Exercise details
For the records that follow, restate each one word for word and leave the images behind.

(Stored data entries)
■ ■ ■ ■ ■ ■ ■
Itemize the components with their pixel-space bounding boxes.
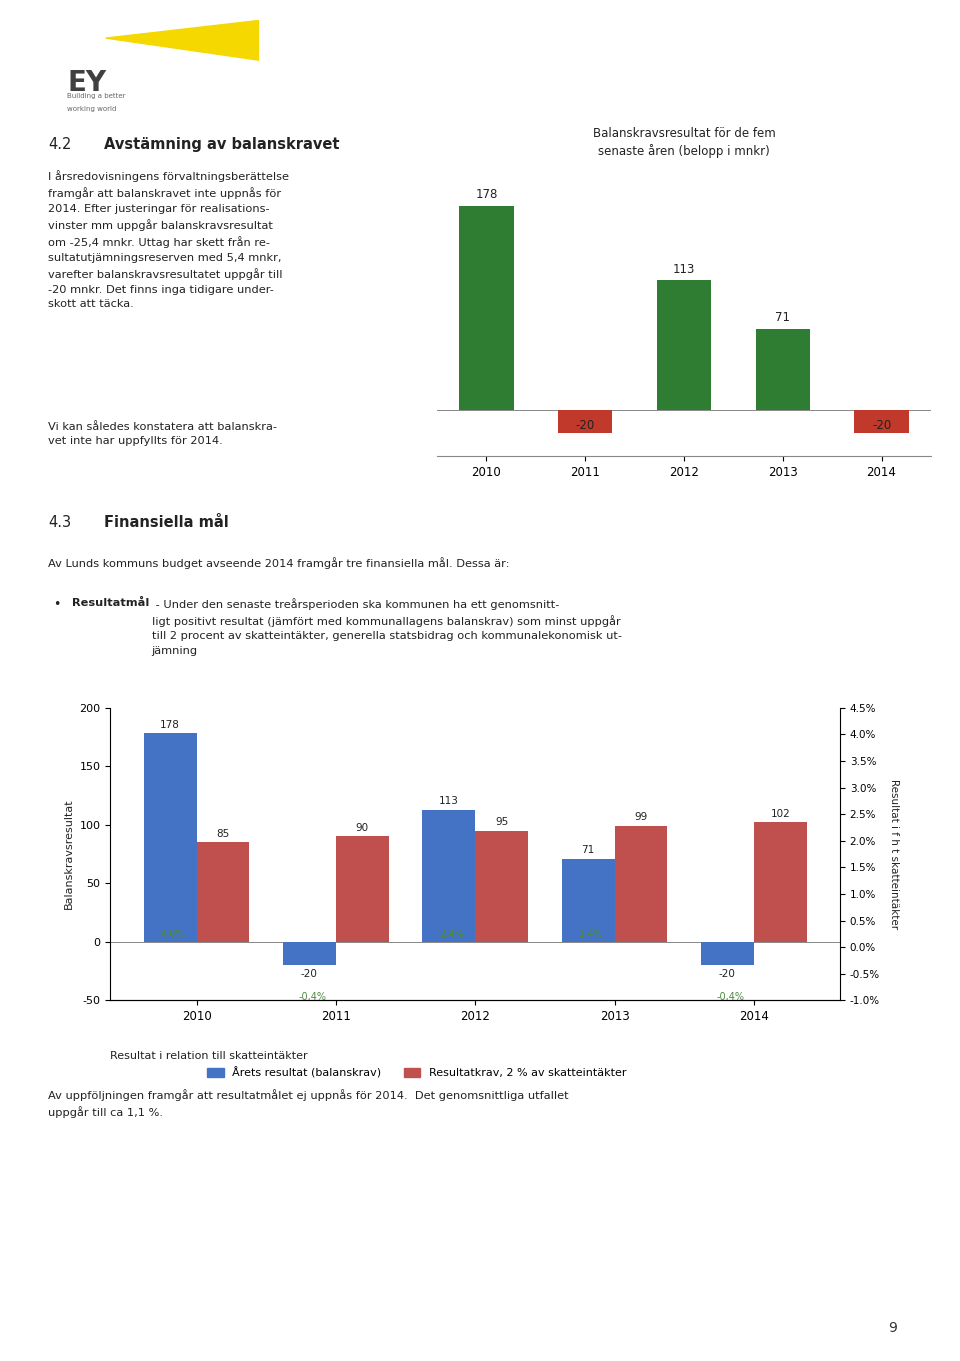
Text: Resultat i relation till skatteintäkter: Resultat i relation till skatteintäkter: [110, 1051, 308, 1062]
Text: 178: 178: [160, 720, 180, 729]
Text: 102: 102: [771, 808, 790, 819]
Text: -0,4%: -0,4%: [299, 992, 326, 1002]
Y-axis label: Balanskravsresultat: Balanskravsresultat: [64, 799, 74, 909]
Bar: [756, 328, 810, 410]
Text: 1,4%: 1,4%: [579, 930, 603, 939]
Text: -20: -20: [872, 419, 891, 433]
Bar: [854, 410, 909, 433]
Bar: [558, 410, 612, 433]
Legend: Årets resultat (balanskrav), Resultatkrav, 2 % av skatteintäkter: Årets resultat (balanskrav), Resultatkra…: [203, 1063, 632, 1082]
Text: I årsredovisningens förvaltningsberättelse
framgår att balanskravet inte uppnås : I årsredovisningens förvaltningsberättel…: [48, 170, 289, 309]
Bar: [283, 942, 336, 965]
Text: 178: 178: [475, 188, 497, 201]
Bar: [562, 859, 614, 942]
Bar: [459, 206, 514, 410]
Text: EY: EY: [67, 69, 107, 97]
Bar: [657, 280, 711, 410]
Bar: [197, 842, 250, 942]
Text: 4.3: 4.3: [48, 514, 71, 531]
Bar: [614, 826, 667, 942]
Text: -20: -20: [300, 969, 318, 979]
Text: Finansiella mål: Finansiella mål: [105, 514, 228, 531]
Text: Resultatmål: Resultatmål: [72, 597, 149, 608]
Text: 85: 85: [216, 829, 229, 838]
Text: -20: -20: [719, 969, 736, 979]
Text: 113: 113: [439, 796, 459, 806]
Text: Av Lunds kommuns budget avseende 2014 framgår tre finansiella mål. Dessa är:: Av Lunds kommuns budget avseende 2014 fr…: [48, 558, 510, 569]
Polygon shape: [106, 20, 259, 60]
Text: 113: 113: [673, 263, 695, 276]
Text: 2,4%: 2,4%: [439, 930, 464, 939]
Text: -20: -20: [576, 419, 595, 433]
Title: Balanskravsresultat för de fem
senaste åren (belopp i mnkr): Balanskravsresultat för de fem senaste å…: [592, 127, 776, 158]
Text: 90: 90: [356, 823, 369, 833]
Bar: [422, 810, 475, 942]
Text: 71: 71: [582, 845, 594, 855]
Text: 4.2: 4.2: [48, 136, 71, 152]
Text: •: •: [53, 597, 60, 611]
Bar: [475, 830, 528, 942]
Text: Building a better: Building a better: [67, 93, 126, 99]
Text: 9: 9: [888, 1320, 898, 1335]
Text: 71: 71: [776, 310, 790, 324]
Text: 4,0%: 4,0%: [160, 930, 185, 939]
Text: Vi kan således konstatera att balanskra-
vet inte har uppfyllts för 2014.: Vi kan således konstatera att balanskra-…: [48, 422, 277, 446]
Y-axis label: Resultat i f h t skatteintäkter: Resultat i f h t skatteintäkter: [889, 778, 900, 930]
Text: Av uppföljningen framgår att resultatmålet ej uppnås för 2014.  Det genomsnittli: Av uppföljningen framgår att resultatmål…: [48, 1089, 568, 1117]
Bar: [754, 822, 806, 942]
Text: - Under den senaste treårsperioden ska kommunen ha ett genomsnitt-
ligt positivt: - Under den senaste treårsperioden ska k…: [152, 597, 622, 656]
Text: working world: working world: [67, 106, 116, 112]
Bar: [336, 837, 389, 942]
Text: Avstämning av balanskravet: Avstämning av balanskravet: [105, 136, 340, 152]
Bar: [144, 734, 197, 942]
Text: 99: 99: [635, 813, 648, 822]
Bar: [701, 942, 754, 965]
Text: -0,4%: -0,4%: [716, 992, 744, 1002]
Text: 95: 95: [495, 817, 508, 827]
■ ■ ■ ■ ■ ■ ■
Written reply
Itemize the components with their pixel-space bounding boxes.
Text: Resultat i relation till skatteintäkter: Resultat i relation till skatteintäkter: [110, 1051, 308, 1062]
Text: 178: 178: [160, 720, 180, 729]
Text: 102: 102: [771, 808, 790, 819]
Text: -0,4%: -0,4%: [299, 992, 326, 1002]
Y-axis label: Balanskravsresultat: Balanskravsresultat: [64, 799, 74, 909]
Bar: [756, 328, 810, 410]
Text: 1,4%: 1,4%: [579, 930, 603, 939]
Text: -20: -20: [872, 419, 891, 433]
Bar: [854, 410, 909, 433]
Bar: [558, 410, 612, 433]
Legend: Årets resultat (balanskrav), Resultatkrav, 2 % av skatteintäkter: Årets resultat (balanskrav), Resultatkra…: [203, 1063, 632, 1082]
Text: I årsredovisningens förvaltningsberättelse
framgår att balanskravet inte uppnås : I årsredovisningens förvaltningsberättel…: [48, 170, 289, 309]
Bar: [283, 942, 336, 965]
Text: 178: 178: [475, 188, 497, 201]
Bar: [562, 859, 614, 942]
Bar: [459, 206, 514, 410]
Text: EY: EY: [67, 69, 107, 97]
Bar: [657, 280, 711, 410]
Bar: [197, 842, 250, 942]
Text: 4.3: 4.3: [48, 514, 71, 531]
Bar: [614, 826, 667, 942]
Text: -20: -20: [300, 969, 318, 979]
Text: Finansiella mål: Finansiella mål: [105, 514, 228, 531]
Text: Resultatmål: Resultatmål: [72, 597, 149, 608]
Text: 85: 85: [216, 829, 229, 838]
Text: -20: -20: [719, 969, 736, 979]
Text: 113: 113: [439, 796, 459, 806]
Text: Av Lunds kommuns budget avseende 2014 framgår tre finansiella mål. Dessa är:: Av Lunds kommuns budget avseende 2014 fr…: [48, 558, 510, 569]
Polygon shape: [106, 20, 259, 60]
Text: 113: 113: [673, 263, 695, 276]
Text: 2,4%: 2,4%: [439, 930, 464, 939]
Text: -20: -20: [576, 419, 595, 433]
Title: Balanskravsresultat för de fem
senaste åren (belopp i mnkr): Balanskravsresultat för de fem senaste å…: [592, 127, 776, 158]
Text: 90: 90: [356, 823, 369, 833]
Bar: [422, 810, 475, 942]
Text: 71: 71: [582, 845, 594, 855]
Text: 4.2: 4.2: [48, 136, 71, 152]
Text: •: •: [53, 597, 60, 611]
Bar: [475, 830, 528, 942]
Text: Building a better: Building a better: [67, 93, 126, 99]
Text: 9: 9: [888, 1320, 898, 1335]
Text: 71: 71: [776, 310, 790, 324]
Text: 4,0%: 4,0%: [160, 930, 185, 939]
Text: Vi kan således konstatera att balanskra-
vet inte har uppfyllts för 2014.: Vi kan således konstatera att balanskra-…: [48, 422, 277, 446]
Y-axis label: Resultat i f h t skatteintäkter: Resultat i f h t skatteintäkter: [889, 778, 900, 930]
Text: Av uppföljningen framgår att resultatmålet ej uppnås för 2014.  Det genomsnittli: Av uppföljningen framgår att resultatmål…: [48, 1089, 568, 1117]
Bar: [754, 822, 806, 942]
Text: - Under den senaste treårsperioden ska kommunen ha ett genomsnitt-
ligt positivt: - Under den senaste treårsperioden ska k…: [152, 597, 622, 656]
Text: working world: working world: [67, 106, 116, 112]
Bar: [336, 837, 389, 942]
Text: Avstämning av balanskravet: Avstämning av balanskravet: [105, 136, 340, 152]
Bar: [144, 734, 197, 942]
Text: 99: 99: [635, 813, 648, 822]
Bar: [701, 942, 754, 965]
Text: -0,4%: -0,4%: [716, 992, 744, 1002]
Text: 95: 95: [495, 817, 508, 827]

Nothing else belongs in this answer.